## Task prompt
Check every line below for the string "voltage", and copy the lines that contain it.

[Records from a data source]
++++++++++

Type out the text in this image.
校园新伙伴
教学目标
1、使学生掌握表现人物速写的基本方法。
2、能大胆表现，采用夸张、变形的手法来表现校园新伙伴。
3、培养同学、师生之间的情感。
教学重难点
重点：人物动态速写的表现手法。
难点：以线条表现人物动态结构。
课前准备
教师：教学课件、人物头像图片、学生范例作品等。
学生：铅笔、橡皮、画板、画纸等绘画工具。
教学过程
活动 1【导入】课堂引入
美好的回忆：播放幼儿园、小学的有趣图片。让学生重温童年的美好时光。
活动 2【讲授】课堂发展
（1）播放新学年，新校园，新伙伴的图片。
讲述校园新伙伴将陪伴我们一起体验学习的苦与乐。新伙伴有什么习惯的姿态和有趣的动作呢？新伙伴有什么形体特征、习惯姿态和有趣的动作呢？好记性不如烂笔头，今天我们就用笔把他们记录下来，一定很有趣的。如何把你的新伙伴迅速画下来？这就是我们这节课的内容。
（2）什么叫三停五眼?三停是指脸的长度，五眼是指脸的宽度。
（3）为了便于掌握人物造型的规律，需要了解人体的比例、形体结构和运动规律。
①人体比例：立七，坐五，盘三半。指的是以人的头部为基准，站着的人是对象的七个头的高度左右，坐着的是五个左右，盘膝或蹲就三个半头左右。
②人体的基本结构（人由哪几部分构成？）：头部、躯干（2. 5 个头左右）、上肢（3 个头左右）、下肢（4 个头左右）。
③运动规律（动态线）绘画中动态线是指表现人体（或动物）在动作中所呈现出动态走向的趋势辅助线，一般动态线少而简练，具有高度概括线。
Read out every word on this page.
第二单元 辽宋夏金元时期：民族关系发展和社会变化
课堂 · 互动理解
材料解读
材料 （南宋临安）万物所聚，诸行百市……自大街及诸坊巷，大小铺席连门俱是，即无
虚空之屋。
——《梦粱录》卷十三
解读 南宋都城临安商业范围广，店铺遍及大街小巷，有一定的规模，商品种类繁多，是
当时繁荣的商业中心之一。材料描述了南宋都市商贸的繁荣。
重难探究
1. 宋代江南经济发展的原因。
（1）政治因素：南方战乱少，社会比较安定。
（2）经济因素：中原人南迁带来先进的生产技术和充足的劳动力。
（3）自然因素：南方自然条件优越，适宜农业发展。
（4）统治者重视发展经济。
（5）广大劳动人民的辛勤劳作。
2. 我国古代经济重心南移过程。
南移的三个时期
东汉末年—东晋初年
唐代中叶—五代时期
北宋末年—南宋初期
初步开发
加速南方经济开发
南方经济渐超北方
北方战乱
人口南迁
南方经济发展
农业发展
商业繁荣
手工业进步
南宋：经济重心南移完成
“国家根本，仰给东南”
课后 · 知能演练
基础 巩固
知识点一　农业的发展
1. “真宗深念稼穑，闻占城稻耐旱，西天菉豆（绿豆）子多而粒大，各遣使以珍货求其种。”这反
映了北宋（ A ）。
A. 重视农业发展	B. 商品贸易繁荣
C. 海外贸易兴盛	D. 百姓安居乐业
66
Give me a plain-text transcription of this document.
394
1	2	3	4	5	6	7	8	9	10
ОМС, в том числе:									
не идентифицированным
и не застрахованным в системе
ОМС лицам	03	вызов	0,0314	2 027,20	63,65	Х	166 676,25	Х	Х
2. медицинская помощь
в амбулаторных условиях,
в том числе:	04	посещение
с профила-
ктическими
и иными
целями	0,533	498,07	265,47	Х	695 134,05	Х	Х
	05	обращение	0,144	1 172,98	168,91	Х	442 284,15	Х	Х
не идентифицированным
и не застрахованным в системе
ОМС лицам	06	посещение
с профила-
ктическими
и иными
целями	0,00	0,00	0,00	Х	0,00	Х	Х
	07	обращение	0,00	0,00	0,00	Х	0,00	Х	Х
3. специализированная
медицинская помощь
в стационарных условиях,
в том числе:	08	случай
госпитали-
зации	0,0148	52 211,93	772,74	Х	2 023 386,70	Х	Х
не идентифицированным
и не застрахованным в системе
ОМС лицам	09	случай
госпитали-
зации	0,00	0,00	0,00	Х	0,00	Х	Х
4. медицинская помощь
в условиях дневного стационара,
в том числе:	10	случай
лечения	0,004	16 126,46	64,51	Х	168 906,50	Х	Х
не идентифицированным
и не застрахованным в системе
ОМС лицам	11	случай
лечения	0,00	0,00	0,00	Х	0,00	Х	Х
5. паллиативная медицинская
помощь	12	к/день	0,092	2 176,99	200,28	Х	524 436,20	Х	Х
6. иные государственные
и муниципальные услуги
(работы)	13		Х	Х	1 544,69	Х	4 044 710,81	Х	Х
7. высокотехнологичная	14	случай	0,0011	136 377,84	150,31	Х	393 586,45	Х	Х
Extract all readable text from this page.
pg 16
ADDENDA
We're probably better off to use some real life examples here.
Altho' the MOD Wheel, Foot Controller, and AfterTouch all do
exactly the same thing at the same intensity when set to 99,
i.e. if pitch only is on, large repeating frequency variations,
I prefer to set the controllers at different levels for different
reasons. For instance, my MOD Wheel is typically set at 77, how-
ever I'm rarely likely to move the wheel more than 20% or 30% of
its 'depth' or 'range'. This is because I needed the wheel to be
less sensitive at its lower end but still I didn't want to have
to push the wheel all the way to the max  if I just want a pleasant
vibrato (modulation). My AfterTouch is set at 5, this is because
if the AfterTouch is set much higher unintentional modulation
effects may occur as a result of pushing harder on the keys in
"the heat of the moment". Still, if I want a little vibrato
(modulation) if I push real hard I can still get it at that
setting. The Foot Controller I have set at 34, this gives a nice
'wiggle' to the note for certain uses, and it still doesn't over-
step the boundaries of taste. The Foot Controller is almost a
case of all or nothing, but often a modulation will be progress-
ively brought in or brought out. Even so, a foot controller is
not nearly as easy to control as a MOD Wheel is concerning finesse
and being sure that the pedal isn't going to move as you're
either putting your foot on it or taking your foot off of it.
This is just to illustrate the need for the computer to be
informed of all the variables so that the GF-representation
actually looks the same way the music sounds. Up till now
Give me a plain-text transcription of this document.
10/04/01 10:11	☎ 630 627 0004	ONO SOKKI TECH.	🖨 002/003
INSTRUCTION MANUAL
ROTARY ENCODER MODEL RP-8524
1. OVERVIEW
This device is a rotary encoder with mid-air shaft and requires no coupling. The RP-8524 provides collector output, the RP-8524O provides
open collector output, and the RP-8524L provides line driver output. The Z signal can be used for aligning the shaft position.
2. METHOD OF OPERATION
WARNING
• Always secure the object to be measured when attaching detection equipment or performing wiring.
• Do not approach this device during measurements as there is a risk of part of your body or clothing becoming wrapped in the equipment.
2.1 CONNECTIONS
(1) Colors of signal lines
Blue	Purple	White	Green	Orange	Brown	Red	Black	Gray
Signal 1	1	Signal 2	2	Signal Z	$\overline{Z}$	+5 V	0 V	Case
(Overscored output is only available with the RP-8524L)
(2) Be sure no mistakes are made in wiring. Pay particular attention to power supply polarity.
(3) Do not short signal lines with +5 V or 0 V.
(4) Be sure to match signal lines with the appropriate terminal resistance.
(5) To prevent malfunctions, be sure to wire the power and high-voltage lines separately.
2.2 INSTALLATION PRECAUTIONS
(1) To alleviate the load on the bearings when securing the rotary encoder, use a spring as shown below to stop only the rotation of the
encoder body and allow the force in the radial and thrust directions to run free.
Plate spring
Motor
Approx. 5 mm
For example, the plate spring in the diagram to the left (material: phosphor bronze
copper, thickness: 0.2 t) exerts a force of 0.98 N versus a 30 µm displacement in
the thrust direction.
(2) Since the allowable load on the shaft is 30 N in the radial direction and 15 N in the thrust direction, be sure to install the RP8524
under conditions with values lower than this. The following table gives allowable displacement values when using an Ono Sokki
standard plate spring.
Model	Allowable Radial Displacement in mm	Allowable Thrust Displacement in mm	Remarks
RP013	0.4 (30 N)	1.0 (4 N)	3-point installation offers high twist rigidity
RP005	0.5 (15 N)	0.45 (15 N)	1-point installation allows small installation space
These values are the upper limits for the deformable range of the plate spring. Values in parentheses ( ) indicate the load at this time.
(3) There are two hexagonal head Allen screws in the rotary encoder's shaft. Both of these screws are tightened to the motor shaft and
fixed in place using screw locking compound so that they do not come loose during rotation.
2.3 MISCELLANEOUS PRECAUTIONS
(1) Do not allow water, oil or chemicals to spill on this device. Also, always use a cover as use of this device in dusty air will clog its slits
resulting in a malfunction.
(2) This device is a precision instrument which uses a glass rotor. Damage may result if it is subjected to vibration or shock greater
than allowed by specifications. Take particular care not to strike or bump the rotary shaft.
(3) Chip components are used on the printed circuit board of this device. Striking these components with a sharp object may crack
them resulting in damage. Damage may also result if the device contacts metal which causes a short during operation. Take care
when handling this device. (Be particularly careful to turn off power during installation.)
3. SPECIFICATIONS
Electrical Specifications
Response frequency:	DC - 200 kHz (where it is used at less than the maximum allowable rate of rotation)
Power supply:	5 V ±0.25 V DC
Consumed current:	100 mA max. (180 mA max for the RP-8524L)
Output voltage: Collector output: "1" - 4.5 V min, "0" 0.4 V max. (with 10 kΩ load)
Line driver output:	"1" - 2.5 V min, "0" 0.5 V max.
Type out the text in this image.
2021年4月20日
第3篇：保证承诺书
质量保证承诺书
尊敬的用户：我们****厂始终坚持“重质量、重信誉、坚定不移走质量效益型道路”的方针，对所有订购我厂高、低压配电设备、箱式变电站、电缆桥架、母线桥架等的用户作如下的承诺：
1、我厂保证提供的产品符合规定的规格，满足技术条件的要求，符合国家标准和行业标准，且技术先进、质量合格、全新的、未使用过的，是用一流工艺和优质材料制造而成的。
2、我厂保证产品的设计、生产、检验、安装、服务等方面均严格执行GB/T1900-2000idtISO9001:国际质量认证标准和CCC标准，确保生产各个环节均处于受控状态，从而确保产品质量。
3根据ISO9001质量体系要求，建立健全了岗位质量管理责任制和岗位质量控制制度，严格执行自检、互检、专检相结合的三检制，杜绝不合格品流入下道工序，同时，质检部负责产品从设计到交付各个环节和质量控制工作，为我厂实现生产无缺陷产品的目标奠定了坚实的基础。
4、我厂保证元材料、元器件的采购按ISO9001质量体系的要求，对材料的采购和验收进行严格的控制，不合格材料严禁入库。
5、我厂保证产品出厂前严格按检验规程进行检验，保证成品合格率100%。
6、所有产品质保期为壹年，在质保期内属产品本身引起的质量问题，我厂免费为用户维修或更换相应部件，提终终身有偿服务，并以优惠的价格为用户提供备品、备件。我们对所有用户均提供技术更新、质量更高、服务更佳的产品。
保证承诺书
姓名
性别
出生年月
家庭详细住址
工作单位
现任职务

++++++++++

## Task result
(5) To prevent malfunctions, be sure to wire the power and high-voltage lines separately.
Output voltage: Collector output: "1" - 4.5 V min, "0" 0.4 V max. (with 10 kΩ load)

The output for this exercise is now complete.